**Prompt**:
Every line containing the word "Epaisseurs" needs to be found and copied.

**The input**:

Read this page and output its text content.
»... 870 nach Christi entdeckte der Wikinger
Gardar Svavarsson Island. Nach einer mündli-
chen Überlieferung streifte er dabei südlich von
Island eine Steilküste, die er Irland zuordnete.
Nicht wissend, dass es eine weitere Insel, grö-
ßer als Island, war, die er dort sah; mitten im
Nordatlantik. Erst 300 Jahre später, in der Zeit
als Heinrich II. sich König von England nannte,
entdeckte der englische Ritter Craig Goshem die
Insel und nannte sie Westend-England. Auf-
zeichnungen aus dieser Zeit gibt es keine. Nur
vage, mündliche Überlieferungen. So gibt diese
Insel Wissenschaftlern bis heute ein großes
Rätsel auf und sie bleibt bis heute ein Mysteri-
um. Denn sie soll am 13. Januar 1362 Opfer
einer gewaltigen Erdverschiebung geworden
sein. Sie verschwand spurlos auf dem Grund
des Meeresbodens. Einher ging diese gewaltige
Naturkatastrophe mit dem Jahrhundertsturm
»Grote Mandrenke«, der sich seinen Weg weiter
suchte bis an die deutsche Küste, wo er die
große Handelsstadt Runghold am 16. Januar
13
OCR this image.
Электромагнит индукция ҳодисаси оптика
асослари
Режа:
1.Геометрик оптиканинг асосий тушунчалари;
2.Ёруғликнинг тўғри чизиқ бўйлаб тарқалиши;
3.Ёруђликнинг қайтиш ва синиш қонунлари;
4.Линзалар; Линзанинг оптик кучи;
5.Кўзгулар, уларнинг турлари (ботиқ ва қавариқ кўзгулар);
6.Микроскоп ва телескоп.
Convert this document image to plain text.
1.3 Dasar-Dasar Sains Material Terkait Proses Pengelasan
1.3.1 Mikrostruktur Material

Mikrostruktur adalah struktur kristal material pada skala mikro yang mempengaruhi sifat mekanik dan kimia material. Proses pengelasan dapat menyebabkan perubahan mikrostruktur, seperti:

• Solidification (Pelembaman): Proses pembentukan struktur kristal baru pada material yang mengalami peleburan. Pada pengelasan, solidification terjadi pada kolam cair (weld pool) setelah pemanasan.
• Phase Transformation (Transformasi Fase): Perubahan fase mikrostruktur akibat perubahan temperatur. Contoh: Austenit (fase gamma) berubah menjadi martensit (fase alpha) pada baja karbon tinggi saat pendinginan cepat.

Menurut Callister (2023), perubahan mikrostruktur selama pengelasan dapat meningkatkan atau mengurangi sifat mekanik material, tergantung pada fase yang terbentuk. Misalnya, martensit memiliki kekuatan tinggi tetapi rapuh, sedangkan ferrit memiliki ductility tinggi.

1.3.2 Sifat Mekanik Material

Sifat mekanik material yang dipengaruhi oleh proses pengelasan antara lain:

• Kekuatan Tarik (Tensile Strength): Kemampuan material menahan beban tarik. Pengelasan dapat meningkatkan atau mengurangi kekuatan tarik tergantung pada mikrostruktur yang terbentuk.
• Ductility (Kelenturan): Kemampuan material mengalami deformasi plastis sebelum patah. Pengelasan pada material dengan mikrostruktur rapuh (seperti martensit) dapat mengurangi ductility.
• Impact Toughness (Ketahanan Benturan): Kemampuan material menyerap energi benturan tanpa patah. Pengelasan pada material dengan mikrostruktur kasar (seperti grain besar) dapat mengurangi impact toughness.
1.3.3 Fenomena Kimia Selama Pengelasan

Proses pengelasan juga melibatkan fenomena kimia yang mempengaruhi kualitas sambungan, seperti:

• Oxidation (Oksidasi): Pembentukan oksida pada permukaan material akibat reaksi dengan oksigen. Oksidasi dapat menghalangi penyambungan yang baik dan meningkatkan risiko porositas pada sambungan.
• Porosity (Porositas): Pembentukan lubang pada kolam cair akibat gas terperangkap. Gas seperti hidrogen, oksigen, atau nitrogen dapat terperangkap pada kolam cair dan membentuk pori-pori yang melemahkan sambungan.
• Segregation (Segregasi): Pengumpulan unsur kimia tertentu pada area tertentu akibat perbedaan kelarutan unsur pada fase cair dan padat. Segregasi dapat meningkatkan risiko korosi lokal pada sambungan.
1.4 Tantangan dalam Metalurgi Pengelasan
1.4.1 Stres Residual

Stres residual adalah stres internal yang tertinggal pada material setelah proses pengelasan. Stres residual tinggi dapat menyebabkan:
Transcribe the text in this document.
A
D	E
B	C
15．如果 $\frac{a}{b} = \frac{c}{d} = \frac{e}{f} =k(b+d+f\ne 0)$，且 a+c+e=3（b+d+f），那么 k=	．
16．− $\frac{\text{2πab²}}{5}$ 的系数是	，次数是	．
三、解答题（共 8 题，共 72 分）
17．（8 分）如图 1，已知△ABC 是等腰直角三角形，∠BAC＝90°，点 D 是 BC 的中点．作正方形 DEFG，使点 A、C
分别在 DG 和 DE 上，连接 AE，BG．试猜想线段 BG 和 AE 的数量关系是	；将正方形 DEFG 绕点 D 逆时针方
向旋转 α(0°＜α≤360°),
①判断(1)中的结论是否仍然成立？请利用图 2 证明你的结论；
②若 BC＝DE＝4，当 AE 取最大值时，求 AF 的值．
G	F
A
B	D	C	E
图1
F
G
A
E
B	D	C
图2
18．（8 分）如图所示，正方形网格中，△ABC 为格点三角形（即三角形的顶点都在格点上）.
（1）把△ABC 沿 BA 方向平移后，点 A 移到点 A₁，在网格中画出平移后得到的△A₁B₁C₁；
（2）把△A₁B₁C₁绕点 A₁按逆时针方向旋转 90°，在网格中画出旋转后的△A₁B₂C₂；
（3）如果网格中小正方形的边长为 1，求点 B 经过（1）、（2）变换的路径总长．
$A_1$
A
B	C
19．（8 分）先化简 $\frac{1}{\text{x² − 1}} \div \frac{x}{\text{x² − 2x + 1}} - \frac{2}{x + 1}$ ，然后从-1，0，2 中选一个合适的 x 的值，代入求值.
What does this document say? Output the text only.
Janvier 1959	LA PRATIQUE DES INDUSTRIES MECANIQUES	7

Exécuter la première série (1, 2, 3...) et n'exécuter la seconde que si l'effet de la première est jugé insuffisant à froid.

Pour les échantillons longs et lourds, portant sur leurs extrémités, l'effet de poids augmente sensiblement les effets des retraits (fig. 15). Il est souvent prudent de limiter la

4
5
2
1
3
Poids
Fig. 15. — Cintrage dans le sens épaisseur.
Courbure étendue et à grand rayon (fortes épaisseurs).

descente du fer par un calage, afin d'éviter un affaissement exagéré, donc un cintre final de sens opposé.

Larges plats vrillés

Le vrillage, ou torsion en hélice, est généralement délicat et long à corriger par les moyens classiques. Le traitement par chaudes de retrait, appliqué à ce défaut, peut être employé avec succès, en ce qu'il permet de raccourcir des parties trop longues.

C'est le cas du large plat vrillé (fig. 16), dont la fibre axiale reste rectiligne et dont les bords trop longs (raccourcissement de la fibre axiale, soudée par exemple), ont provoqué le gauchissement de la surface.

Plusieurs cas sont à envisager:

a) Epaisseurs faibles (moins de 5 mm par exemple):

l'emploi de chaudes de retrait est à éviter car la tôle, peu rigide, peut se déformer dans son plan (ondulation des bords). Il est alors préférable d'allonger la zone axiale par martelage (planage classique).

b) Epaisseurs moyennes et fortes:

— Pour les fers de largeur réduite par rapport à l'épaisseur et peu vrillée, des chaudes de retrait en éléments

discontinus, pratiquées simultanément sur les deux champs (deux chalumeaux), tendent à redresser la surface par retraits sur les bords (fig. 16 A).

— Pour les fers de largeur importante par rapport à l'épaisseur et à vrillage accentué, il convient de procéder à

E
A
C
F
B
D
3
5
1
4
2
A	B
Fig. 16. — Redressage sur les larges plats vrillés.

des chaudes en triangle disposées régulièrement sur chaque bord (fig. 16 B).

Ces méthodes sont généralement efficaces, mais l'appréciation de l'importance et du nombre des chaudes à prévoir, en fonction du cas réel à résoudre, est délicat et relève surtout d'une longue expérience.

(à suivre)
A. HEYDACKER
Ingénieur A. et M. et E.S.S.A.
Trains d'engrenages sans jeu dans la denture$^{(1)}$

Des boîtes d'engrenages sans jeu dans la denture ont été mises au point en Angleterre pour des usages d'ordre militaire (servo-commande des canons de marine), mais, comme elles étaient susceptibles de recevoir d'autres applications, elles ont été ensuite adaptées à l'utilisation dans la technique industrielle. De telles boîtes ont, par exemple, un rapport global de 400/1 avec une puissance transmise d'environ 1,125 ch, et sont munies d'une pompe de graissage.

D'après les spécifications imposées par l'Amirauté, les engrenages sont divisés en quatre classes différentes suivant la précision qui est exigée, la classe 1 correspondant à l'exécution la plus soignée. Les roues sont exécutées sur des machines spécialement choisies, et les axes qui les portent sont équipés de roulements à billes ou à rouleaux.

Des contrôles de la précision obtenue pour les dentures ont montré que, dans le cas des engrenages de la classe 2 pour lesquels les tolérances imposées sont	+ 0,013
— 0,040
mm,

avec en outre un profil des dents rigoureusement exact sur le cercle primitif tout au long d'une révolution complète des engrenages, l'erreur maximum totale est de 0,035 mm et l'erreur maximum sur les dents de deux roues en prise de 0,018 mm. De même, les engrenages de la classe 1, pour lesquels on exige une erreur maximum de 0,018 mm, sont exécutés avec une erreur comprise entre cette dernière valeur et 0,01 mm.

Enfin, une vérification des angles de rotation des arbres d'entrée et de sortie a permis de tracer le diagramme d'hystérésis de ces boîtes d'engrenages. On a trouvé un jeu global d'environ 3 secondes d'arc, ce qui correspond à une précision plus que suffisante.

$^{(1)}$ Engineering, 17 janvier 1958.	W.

**Completed exercise**:
a) Epaisseurs faibles (moins de 5 mm par exemple):
b) Epaisseurs moyennes et fortes:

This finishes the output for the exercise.